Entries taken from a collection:
========
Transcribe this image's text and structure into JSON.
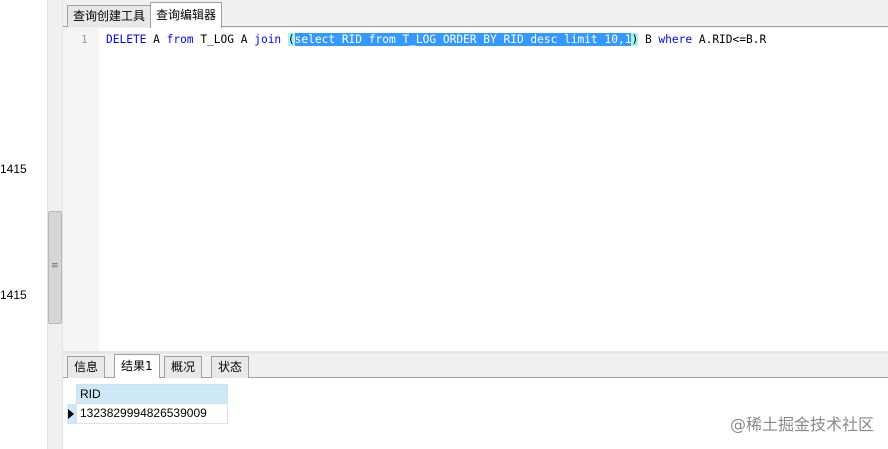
{
  "left_panel": {
    "numbers": [
      "1415",
      "1415"
    ]
  },
  "tabs": {
    "items": [
      "查询创建工具",
      "查询编辑器"
    ],
    "active_index": 1
  },
  "editor": {
    "line_number": "1",
    "code": {
      "kw_delete": "DELETE",
      "t1": " A ",
      "kw_from": "from",
      "t2": " T_LOG A ",
      "kw_join": "join",
      "t3": " ",
      "open_paren": "(",
      "selected": "select RID from T_LOG ORDER BY RID desc limit 10,1",
      "close_paren": ")",
      "t4": " B ",
      "kw_where": "where",
      "t5": " A.RID<=B.R"
    }
  },
  "result_tabs": {
    "items": [
      "信息",
      "结果1",
      "概况",
      "状态"
    ],
    "active_index": 1
  },
  "grid": {
    "columns": [
      "RID"
    ],
    "rows": [
      [
        "1323829994826539009"
      ]
    ]
  },
  "watermark": "@稀土掘金技术社区",
  "colors": {
    "selection": "#3399ff",
    "keyword": "#0000ff",
    "grid_header": "#cde8f7"
  }
}
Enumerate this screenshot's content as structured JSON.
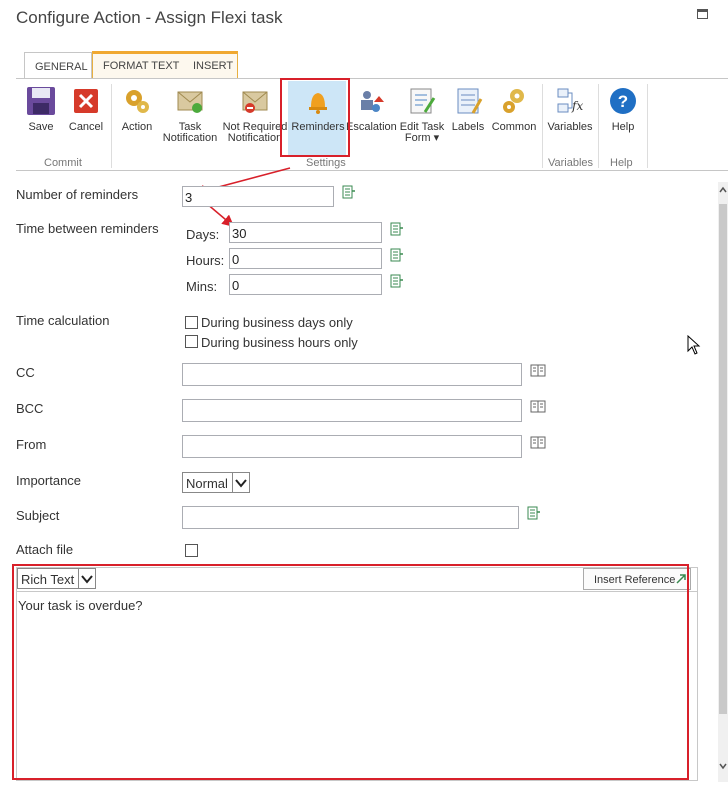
{
  "window": {
    "title": "Configure Action - Assign Flexi task"
  },
  "ribbon": {
    "tabs": {
      "general": "GENERAL",
      "format_text": "FORMAT TEXT",
      "insert": "INSERT"
    },
    "buttons": {
      "save": "Save",
      "cancel": "Cancel",
      "action": "Action",
      "task_notification_1": "Task",
      "task_notification_2": "Notification",
      "not_required_1": "Not Required",
      "not_required_2": "Notification",
      "reminders": "Reminders",
      "escalation": "Escalation",
      "edit_task_form_1": "Edit Task",
      "edit_task_form_2": "Form",
      "labels": "Labels",
      "common": "Common",
      "variables": "Variables",
      "help": "Help"
    },
    "groups": {
      "commit": "Commit",
      "settings": "Settings",
      "variables": "Variables",
      "help": "Help"
    }
  },
  "form": {
    "number_of_reminders": {
      "label": "Number of reminders",
      "value": "3"
    },
    "time_between": {
      "label": "Time between reminders",
      "days_label": "Days:",
      "days": "30",
      "hours_label": "Hours:",
      "hours": "0",
      "mins_label": "Mins:",
      "mins": "0"
    },
    "time_calc": {
      "label": "Time calculation",
      "opt1": "During business days only",
      "opt2": "During business hours only"
    },
    "cc": {
      "label": "CC",
      "value": ""
    },
    "bcc": {
      "label": "BCC",
      "value": ""
    },
    "from": {
      "label": "From",
      "value": ""
    },
    "importance": {
      "label": "Importance",
      "value": "Normal"
    },
    "subject": {
      "label": "Subject",
      "value": ""
    },
    "attach": {
      "label": "Attach file"
    },
    "body": {
      "format": "Rich Text",
      "insert_reference": "Insert Reference",
      "text": "Your task is overdue?"
    }
  },
  "colors": {
    "highlight": "#d8202a",
    "selected": "#cde6f7",
    "tab_accent": "#f0a830"
  }
}
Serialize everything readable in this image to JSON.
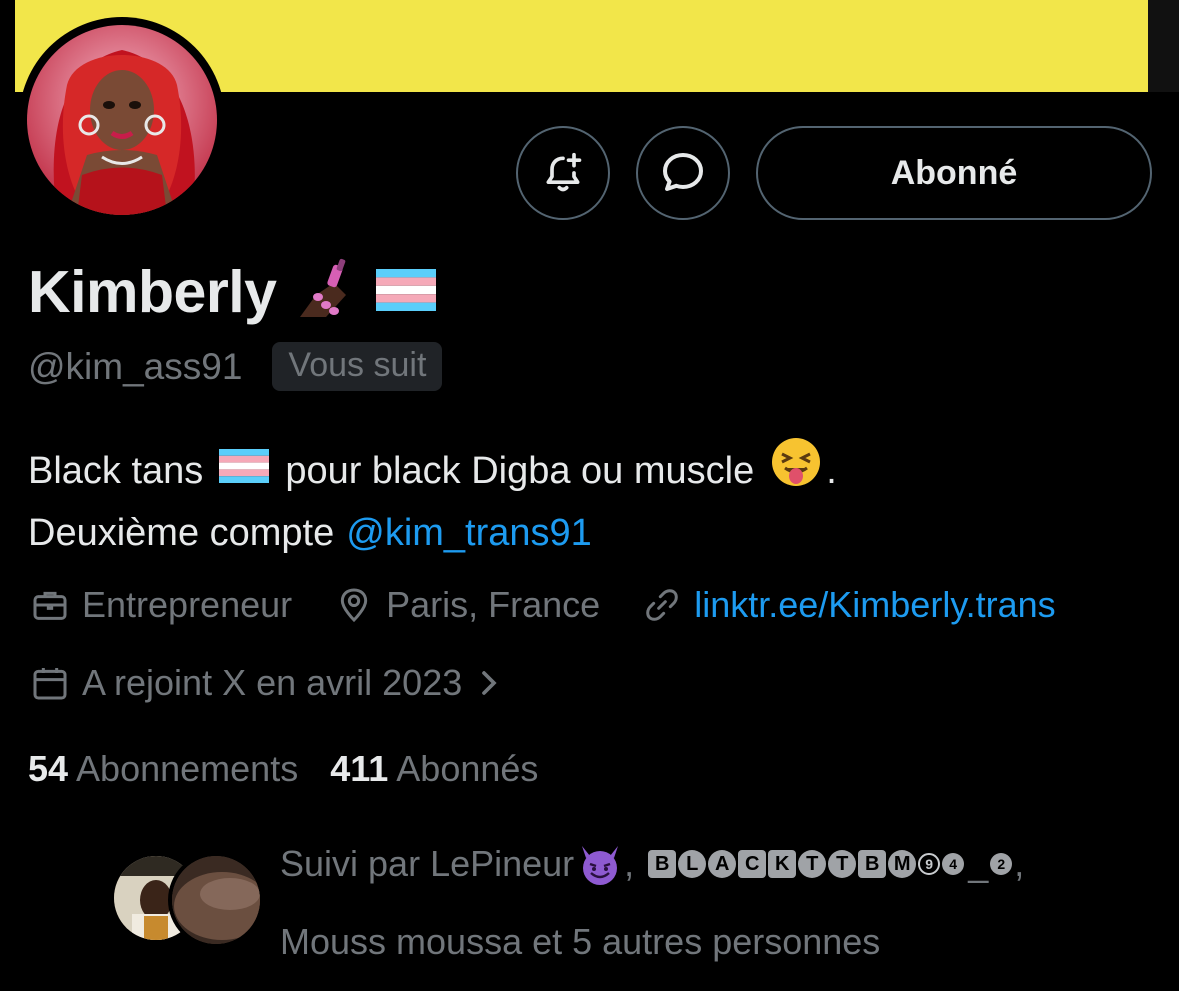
{
  "profile": {
    "display_name": "Kimberly",
    "handle": "@kim_ass91",
    "follows_you_badge": "Vous suit",
    "verified_emojis": [
      "nail-polish-emoji",
      "transgender-flag-emoji"
    ]
  },
  "actions": {
    "follow_button_label": "Abonné",
    "notify_icon": "bell-plus-icon",
    "message_icon": "message-bubble-icon"
  },
  "bio": {
    "line1_part1": "Black tans",
    "line1_part2": "pour black Digba ou muscle",
    "line1_end": ".",
    "line2_text": "Deuxième compte",
    "line2_mention": "@kim_trans91"
  },
  "meta": {
    "profession": "Entrepreneur",
    "location": "Paris, France",
    "website": "linktr.ee/Kimberly.trans",
    "joined": "A rejoint X en avril 2023"
  },
  "stats": {
    "following_count": "54",
    "following_label": "Abonnements",
    "followers_count": "411",
    "followers_label": "Abonnés"
  },
  "followed_by": {
    "prefix": "Suivi par LePineur",
    "separator": ",",
    "second_name_glyphs": [
      "B",
      "L",
      "A",
      "C",
      "K",
      "T",
      "T",
      "B",
      "M",
      "9",
      "4",
      "_",
      "2"
    ],
    "line2": "Mouss moussa et 5 autres personnes"
  },
  "colors": {
    "banner": "#f2e64a",
    "accent_link": "#1d9bf0",
    "muted_text": "#71767b",
    "primary_text": "#e7e9ea",
    "border": "#536471"
  }
}
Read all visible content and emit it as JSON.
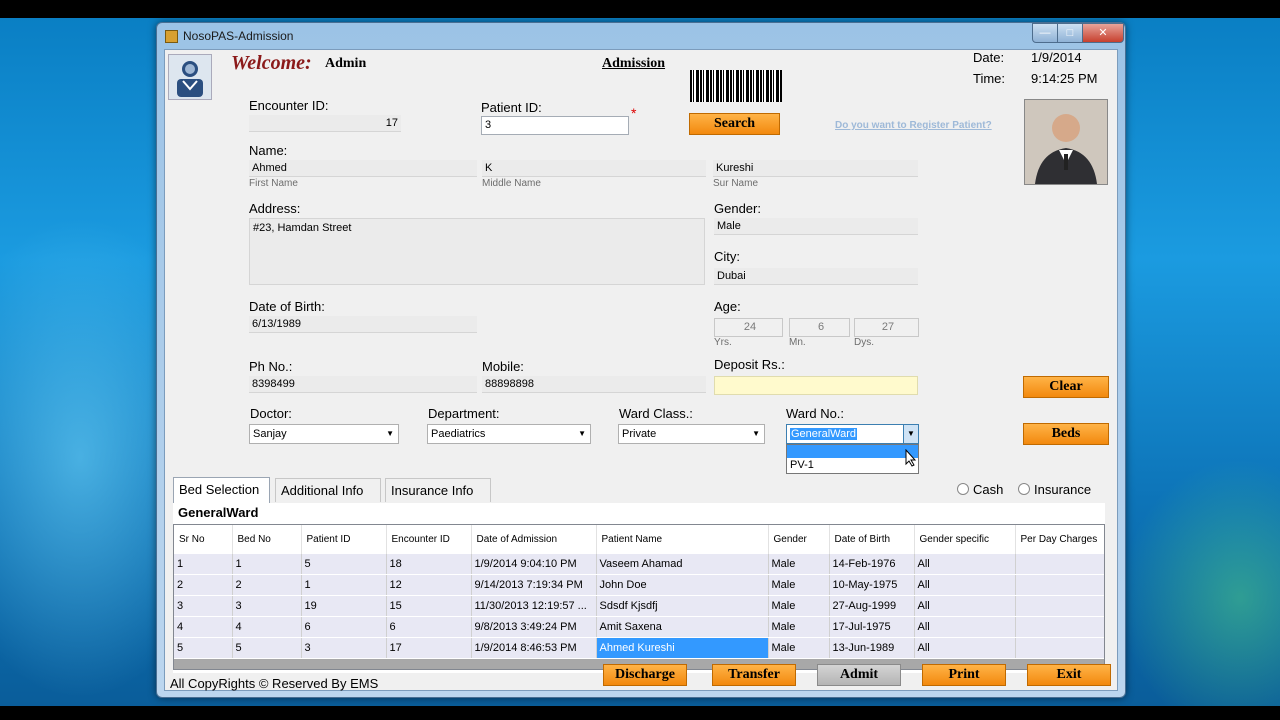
{
  "window": {
    "title": "NosoPAS-Admission"
  },
  "header": {
    "welcome": "Welcome:",
    "user": "Admin",
    "form_title": "Admission",
    "date_label": "Date:",
    "date_value": "1/9/2014",
    "time_label": "Time:",
    "time_value": "9:14:25 PM",
    "register_link": "Do you want to Register Patient?"
  },
  "form": {
    "encounter_id_label": "Encounter ID:",
    "encounter_id": "17",
    "patient_id_label": "Patient ID:",
    "patient_id": "3",
    "required_mark": "*",
    "search_button": "Search",
    "name_label": "Name:",
    "first_name": "Ahmed",
    "first_name_caption": "First Name",
    "middle_name": "K",
    "middle_name_caption": "Middle Name",
    "sur_name": "Kureshi",
    "sur_name_caption": "Sur Name",
    "address_label": "Address:",
    "address": "#23, Hamdan Street",
    "gender_label": "Gender:",
    "gender": "Male",
    "city_label": "City:",
    "city": "Dubai",
    "dob_label": "Date of Birth:",
    "dob": "6/13/1989",
    "age_label": "Age:",
    "age_years": "24",
    "age_years_caption": "Yrs.",
    "age_months": "6",
    "age_months_caption": "Mn.",
    "age_days": "27",
    "age_days_caption": "Dys.",
    "phone_label": "Ph No.:",
    "phone": "8398499",
    "mobile_label": "Mobile:",
    "mobile": "88898898",
    "deposit_label": "Deposit Rs.:",
    "deposit": "",
    "doctor_label": "Doctor:",
    "doctor": "Sanjay",
    "department_label": "Department:",
    "department": "Paediatrics",
    "ward_class_label": "Ward Class.:",
    "ward_class": "Private",
    "ward_no_label": "Ward No.:",
    "ward_no": "GeneralWard",
    "ward_no_options": [
      "",
      "PV-1"
    ],
    "payment_cash": "Cash",
    "payment_insurance": "Insurance"
  },
  "side_buttons": {
    "clear": "Clear",
    "beds": "Beds"
  },
  "tabs": [
    {
      "label": "Bed Selection",
      "active": true
    },
    {
      "label": "Additional Info",
      "active": false
    },
    {
      "label": "Insurance Info",
      "active": false
    }
  ],
  "bed_panel": {
    "ward_title": "GeneralWard",
    "columns": [
      "Sr No",
      "Bed No",
      "Patient ID",
      "Encounter ID",
      "Date of Admission",
      "Patient Name",
      "Gender",
      "Date of Birth",
      "Gender specific",
      "Per Day Charges"
    ],
    "rows": [
      [
        "1",
        "1",
        "5",
        "18",
        "1/9/2014 9:04:10 PM",
        "Vaseem Ahamad",
        "Male",
        "14-Feb-1976",
        "All",
        ""
      ],
      [
        "2",
        "2",
        "1",
        "12",
        "9/14/2013 7:19:34 PM",
        "John Doe",
        "Male",
        "10-May-1975",
        "All",
        ""
      ],
      [
        "3",
        "3",
        "19",
        "15",
        "11/30/2013 12:19:57 ...",
        "Sdsdf Kjsdfj",
        "Male",
        "27-Aug-1999",
        "All",
        ""
      ],
      [
        "4",
        "4",
        "6",
        "6",
        "9/8/2013 3:49:24 PM",
        "Amit Saxena",
        "Male",
        "17-Jul-1975",
        "All",
        ""
      ],
      [
        "5",
        "5",
        "3",
        "17",
        "1/9/2014 8:46:53 PM",
        "Ahmed Kureshi",
        "Male",
        "13-Jun-1989",
        "All",
        ""
      ]
    ],
    "selected_row": 4
  },
  "footer": {
    "copyright": "All CopyRights © Reserved By EMS",
    "buttons": {
      "discharge": "Discharge",
      "transfer": "Transfer",
      "admit": "Admit",
      "print": "Print",
      "exit": "Exit"
    }
  },
  "colors": {
    "accent_button": "#f2890e",
    "deposit_field": "#fffacd",
    "selection": "#3399ff",
    "desktop": "#1b9be0"
  }
}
========
- GIVEN INSTRUCTION: Pick out and copy the lines of the material that include the word "only".

- TASK SOLUTION:
      "opt1": "During business days only",
      "opt2": "During business hours only"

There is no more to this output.